*Stored entries*:
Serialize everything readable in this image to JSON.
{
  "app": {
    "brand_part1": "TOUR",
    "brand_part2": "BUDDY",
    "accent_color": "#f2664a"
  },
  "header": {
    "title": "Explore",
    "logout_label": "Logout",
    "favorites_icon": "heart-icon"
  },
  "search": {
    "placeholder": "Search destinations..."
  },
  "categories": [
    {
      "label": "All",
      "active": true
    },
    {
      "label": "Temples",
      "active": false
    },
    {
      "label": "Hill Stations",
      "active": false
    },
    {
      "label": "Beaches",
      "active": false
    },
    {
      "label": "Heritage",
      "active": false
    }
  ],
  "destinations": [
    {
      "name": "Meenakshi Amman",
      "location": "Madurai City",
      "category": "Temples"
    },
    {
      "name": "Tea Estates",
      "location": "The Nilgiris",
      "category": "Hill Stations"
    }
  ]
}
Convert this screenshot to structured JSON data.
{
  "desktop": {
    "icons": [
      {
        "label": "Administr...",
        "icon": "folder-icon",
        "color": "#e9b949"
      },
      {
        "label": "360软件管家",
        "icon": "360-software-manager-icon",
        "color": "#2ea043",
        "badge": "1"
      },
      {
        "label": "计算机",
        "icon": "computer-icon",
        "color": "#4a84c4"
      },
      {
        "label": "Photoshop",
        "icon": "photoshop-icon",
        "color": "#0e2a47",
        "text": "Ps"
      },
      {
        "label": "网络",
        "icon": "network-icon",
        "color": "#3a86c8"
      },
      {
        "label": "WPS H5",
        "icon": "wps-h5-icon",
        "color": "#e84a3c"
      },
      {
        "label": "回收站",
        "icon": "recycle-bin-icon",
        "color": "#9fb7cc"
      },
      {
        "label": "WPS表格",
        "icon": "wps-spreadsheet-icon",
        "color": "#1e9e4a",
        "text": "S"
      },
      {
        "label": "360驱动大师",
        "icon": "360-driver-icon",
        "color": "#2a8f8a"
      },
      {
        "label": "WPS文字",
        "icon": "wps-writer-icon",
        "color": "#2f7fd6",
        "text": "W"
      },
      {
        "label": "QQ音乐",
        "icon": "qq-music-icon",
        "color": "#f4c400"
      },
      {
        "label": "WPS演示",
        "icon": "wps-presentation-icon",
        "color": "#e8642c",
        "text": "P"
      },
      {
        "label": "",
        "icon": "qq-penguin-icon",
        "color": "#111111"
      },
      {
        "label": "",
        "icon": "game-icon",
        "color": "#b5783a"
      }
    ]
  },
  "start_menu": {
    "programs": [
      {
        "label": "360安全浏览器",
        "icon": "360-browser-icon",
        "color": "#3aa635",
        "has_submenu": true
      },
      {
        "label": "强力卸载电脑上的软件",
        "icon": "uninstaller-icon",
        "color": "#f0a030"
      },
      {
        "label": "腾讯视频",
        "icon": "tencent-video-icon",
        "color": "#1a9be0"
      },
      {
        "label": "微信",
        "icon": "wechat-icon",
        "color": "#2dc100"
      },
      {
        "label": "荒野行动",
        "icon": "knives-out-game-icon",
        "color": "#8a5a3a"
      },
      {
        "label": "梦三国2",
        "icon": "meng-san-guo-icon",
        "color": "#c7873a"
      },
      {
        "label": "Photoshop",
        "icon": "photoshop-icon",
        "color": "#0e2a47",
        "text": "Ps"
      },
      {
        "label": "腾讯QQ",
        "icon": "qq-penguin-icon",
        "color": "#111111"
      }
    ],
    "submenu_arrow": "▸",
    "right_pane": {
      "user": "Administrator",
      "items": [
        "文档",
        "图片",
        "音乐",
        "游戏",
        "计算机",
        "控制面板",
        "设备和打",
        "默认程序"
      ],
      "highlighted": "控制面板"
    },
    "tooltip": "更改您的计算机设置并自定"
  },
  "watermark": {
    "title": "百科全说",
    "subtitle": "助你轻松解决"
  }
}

*The request*: Take the entries above and copy them out exactly.

*Task output*:
Serialize everything readable in this image to JSON.
{
  "app": {
    "brand_part1": "TOUR",
    "brand_part2": "BUDDY",
    "accent_color": "#f2664a"
  },
  "header": {
    "title": "Explore",
    "logout_label": "Logout",
    "favorites_icon": "heart-icon"
  },
  "search": {
    "placeholder": "Search destinations..."
  },
  "categories": [
    {
      "label": "All",
      "active": true
    },
    {
      "label": "Temples",
      "active": false
    },
    {
      "label": "Hill Stations",
      "active": false
    },
    {
      "label": "Beaches",
      "active": false
    },
    {
      "label": "Heritage",
      "active": false
    }
  ],
  "destinations": [
    {
      "name": "Meenakshi Amman",
      "location": "Madurai City",
      "category": "Temples"
    },
    {
      "name": "Tea Estates",
      "location": "The Nilgiris",
      "category": "Hill Stations"
    }
  ]
}
Convert this screenshot to structured JSON data.
{
  "desktop": {
    "icons": [
      {
        "label": "Administr...",
        "icon": "folder-icon",
        "color": "#e9b949"
      },
      {
        "label": "360软件管家",
        "icon": "360-software-manager-icon",
        "color": "#2ea043",
        "badge": "1"
      },
      {
        "label": "计算机",
        "icon": "computer-icon",
        "color": "#4a84c4"
      },
      {
        "label": "Photoshop",
        "icon": "photoshop-icon",
        "color": "#0e2a47",
        "text": "Ps"
      },
      {
        "label": "网络",
        "icon": "network-icon",
        "color": "#3a86c8"
      },
      {
        "label": "WPS H5",
        "icon": "wps-h5-icon",
        "color": "#e84a3c"
      },
      {
        "label": "回收站",
        "icon": "recycle-bin-icon",
        "color": "#9fb7cc"
      },
      {
        "label": "WPS表格",
        "icon": "wps-spreadsheet-icon",
        "color": "#1e9e4a",
        "text": "S"
      },
      {
        "label": "360驱动大师",
        "icon": "360-driver-icon",
        "color": "#2a8f8a"
      },
      {
        "label": "WPS文字",
        "icon": "wps-writer-icon",
        "color": "#2f7fd6",
        "text": "W"
      },
      {
        "label": "QQ音乐",
        "icon": "qq-music-icon",
        "color": "#f4c400"
      },
      {
        "label": "WPS演示",
        "icon": "wps-presentation-icon",
        "color": "#e8642c",
        "text": "P"
      },
      {
        "label": "",
        "icon": "qq-penguin-icon",
        "color": "#111111"
      },
      {
        "label": "",
        "icon": "game-icon",
        "color": "#b5783a"
      }
    ]
  },
  "start_menu": {
    "programs": [
      {
        "label": "360安全浏览器",
        "icon": "360-browser-icon",
        "color": "#3aa635",
        "has_submenu": true
      },
      {
        "label": "强力卸载电脑上的软件",
        "icon": "uninstaller-icon",
        "color": "#f0a030"
      },
      {
        "label": "腾讯视频",
        "icon": "tencent-video-icon",
        "color": "#1a9be0"
      },
      {
        "label": "微信",
        "icon": "wechat-icon",
        "color": "#2dc100"
      },
      {
        "label": "荒野行动",
        "icon": "knives-out-game-icon",
        "color": "#8a5a3a"
      },
      {
        "label": "梦三国2",
        "icon": "meng-san-guo-icon",
        "color": "#c7873a"
      },
      {
        "label": "Photoshop",
        "icon": "photoshop-icon",
        "color": "#0e2a47",
        "text": "Ps"
      },
      {
        "label": "腾讯QQ",
        "icon": "qq-penguin-icon",
        "color": "#111111"
      }
    ],
    "submenu_arrow": "▸",
    "right_pane": {
      "user": "Administrator",
      "items": [
        "文档",
        "图片",
        "音乐",
        "游戏",
        "计算机",
        "控制面板",
        "设备和打",
        "默认程序"
      ],
      "highlighted": "控制面板"
    },
    "tooltip": "更改您的计算机设置并自定"
  },
  "watermark": {
    "title": "百科全说",
    "subtitle": "助你轻松解决"
  }
}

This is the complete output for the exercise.